**YOUR OBJECTIVE**
Give the material once more, word for word, without any images.

* begin SOURCE RECORDS *

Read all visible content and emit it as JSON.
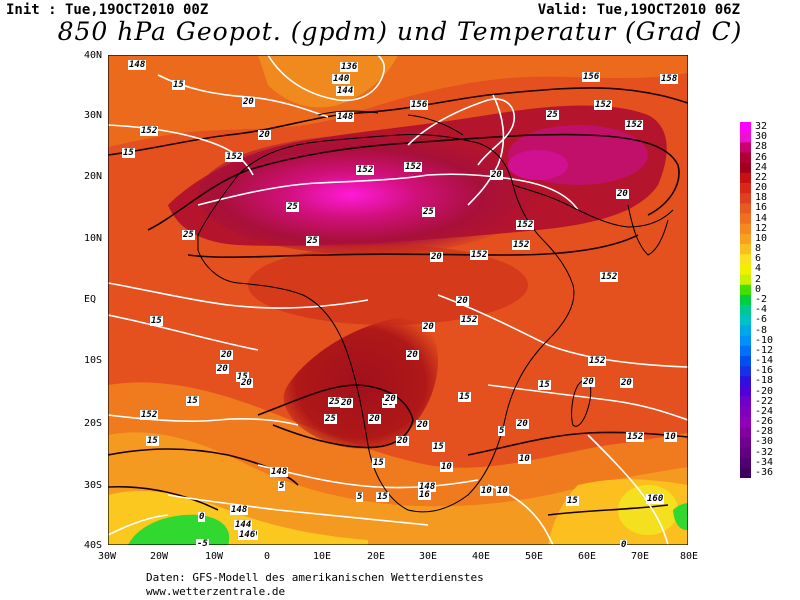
{
  "header": {
    "init": "Init : Tue,19OCT2010 00Z",
    "valid": "Valid: Tue,19OCT2010 06Z",
    "title": "850 hPa Geopot. (gpdm) und Temperatur (Grad C)"
  },
  "axes": {
    "lat": [
      "40N",
      "30N",
      "20N",
      "10N",
      "EQ",
      "10S",
      "20S",
      "30S",
      "40S"
    ],
    "lon": [
      "30W",
      "20W",
      "10W",
      "0",
      "10E",
      "20E",
      "30E",
      "40E",
      "50E",
      "60E",
      "70E",
      "80E"
    ]
  },
  "colorbar": {
    "ticks": [
      "32",
      "30",
      "28",
      "26",
      "24",
      "22",
      "20",
      "18",
      "16",
      "14",
      "12",
      "10",
      "8",
      "6",
      "4",
      "2",
      "0",
      "-2",
      "-4",
      "-6",
      "-8",
      "-10",
      "-12",
      "-14",
      "-16",
      "-18",
      "-20",
      "-22",
      "-24",
      "-26",
      "-28",
      "-30",
      "-32",
      "-34",
      "-36"
    ],
    "colors": [
      "#ff00ff",
      "#ee10d0",
      "#c80070",
      "#b00030",
      "#a0001c",
      "#c81010",
      "#d82818",
      "#e04020",
      "#e85a20",
      "#f07020",
      "#f58820",
      "#f8a020",
      "#fbbe20",
      "#fde020",
      "#f0f000",
      "#c8f000",
      "#40e000",
      "#00d040",
      "#00c890",
      "#00c0c8",
      "#00a8e8",
      "#0090f8",
      "#0070f8",
      "#0050f0",
      "#1830e8",
      "#3010e0",
      "#5000d8",
      "#7000c8",
      "#8000c0",
      "#9000b8",
      "#8000a0",
      "#700090",
      "#600080",
      "#500070",
      "#400060"
    ]
  },
  "map_labels": {
    "geopotential": [
      "148",
      "136",
      "140",
      "144",
      "148",
      "152",
      "152",
      "152",
      "152",
      "156",
      "156",
      "158",
      "152",
      "152",
      "152",
      "152",
      "152",
      "152",
      "152",
      "152",
      "152",
      "152",
      "148",
      "148",
      "144",
      "140",
      "146",
      "148",
      "160"
    ],
    "temperature": [
      "15",
      "20",
      "25",
      "15",
      "20",
      "16",
      "25",
      "20",
      "25",
      "20",
      "25",
      "25",
      "20",
      "20",
      "20",
      "20",
      "20",
      "15",
      "20",
      "20",
      "20",
      "20",
      "20",
      "25",
      "20",
      "25",
      "20",
      "20",
      "15",
      "15",
      "15",
      "15",
      "15",
      "20",
      "20",
      "10",
      "15",
      "10",
      "10",
      "10",
      "15",
      "15",
      "5",
      "5",
      "0",
      "0",
      "5",
      "-5",
      "10",
      "20",
      "15"
    ]
  },
  "footer": {
    "line1": "Daten: GFS-Modell des amerikanischen Wetterdienstes",
    "line2": "www.wetterzentrale.de"
  }
}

* end SOURCE RECORDS *

**EXPECTED ANSWER**
Read all visible content and emit it as JSON.
{
  "header": {
    "init": "Init : Tue,19OCT2010 00Z",
    "valid": "Valid: Tue,19OCT2010 06Z",
    "title": "850 hPa Geopot. (gpdm) und Temperatur (Grad C)"
  },
  "axes": {
    "lat": [
      "40N",
      "30N",
      "20N",
      "10N",
      "EQ",
      "10S",
      "20S",
      "30S",
      "40S"
    ],
    "lon": [
      "30W",
      "20W",
      "10W",
      "0",
      "10E",
      "20E",
      "30E",
      "40E",
      "50E",
      "60E",
      "70E",
      "80E"
    ]
  },
  "colorbar": {
    "ticks": [
      "32",
      "30",
      "28",
      "26",
      "24",
      "22",
      "20",
      "18",
      "16",
      "14",
      "12",
      "10",
      "8",
      "6",
      "4",
      "2",
      "0",
      "-2",
      "-4",
      "-6",
      "-8",
      "-10",
      "-12",
      "-14",
      "-16",
      "-18",
      "-20",
      "-22",
      "-24",
      "-26",
      "-28",
      "-30",
      "-32",
      "-34",
      "-36"
    ],
    "colors": [
      "#ff00ff",
      "#ee10d0",
      "#c80070",
      "#b00030",
      "#a0001c",
      "#c81010",
      "#d82818",
      "#e04020",
      "#e85a20",
      "#f07020",
      "#f58820",
      "#f8a020",
      "#fbbe20",
      "#fde020",
      "#f0f000",
      "#c8f000",
      "#40e000",
      "#00d040",
      "#00c890",
      "#00c0c8",
      "#00a8e8",
      "#0090f8",
      "#0070f8",
      "#0050f0",
      "#1830e8",
      "#3010e0",
      "#5000d8",
      "#7000c8",
      "#8000c0",
      "#9000b8",
      "#8000a0",
      "#700090",
      "#600080",
      "#500070",
      "#400060"
    ]
  },
  "map_labels": {
    "geopotential": [
      "148",
      "136",
      "140",
      "144",
      "148",
      "152",
      "152",
      "152",
      "152",
      "156",
      "156",
      "158",
      "152",
      "152",
      "152",
      "152",
      "152",
      "152",
      "152",
      "152",
      "152",
      "152",
      "148",
      "148",
      "144",
      "140",
      "146",
      "148",
      "160"
    ],
    "temperature": [
      "15",
      "20",
      "25",
      "15",
      "20",
      "16",
      "25",
      "20",
      "25",
      "20",
      "25",
      "25",
      "20",
      "20",
      "20",
      "20",
      "20",
      "15",
      "20",
      "20",
      "20",
      "20",
      "20",
      "25",
      "20",
      "25",
      "20",
      "20",
      "15",
      "15",
      "15",
      "15",
      "15",
      "20",
      "20",
      "10",
      "15",
      "10",
      "10",
      "10",
      "15",
      "15",
      "5",
      "5",
      "0",
      "0",
      "5",
      "-5",
      "10",
      "20",
      "15"
    ]
  },
  "footer": {
    "line1": "Daten: GFS-Modell des amerikanischen Wetterdienstes",
    "line2": "www.wetterzentrale.de"
  }
}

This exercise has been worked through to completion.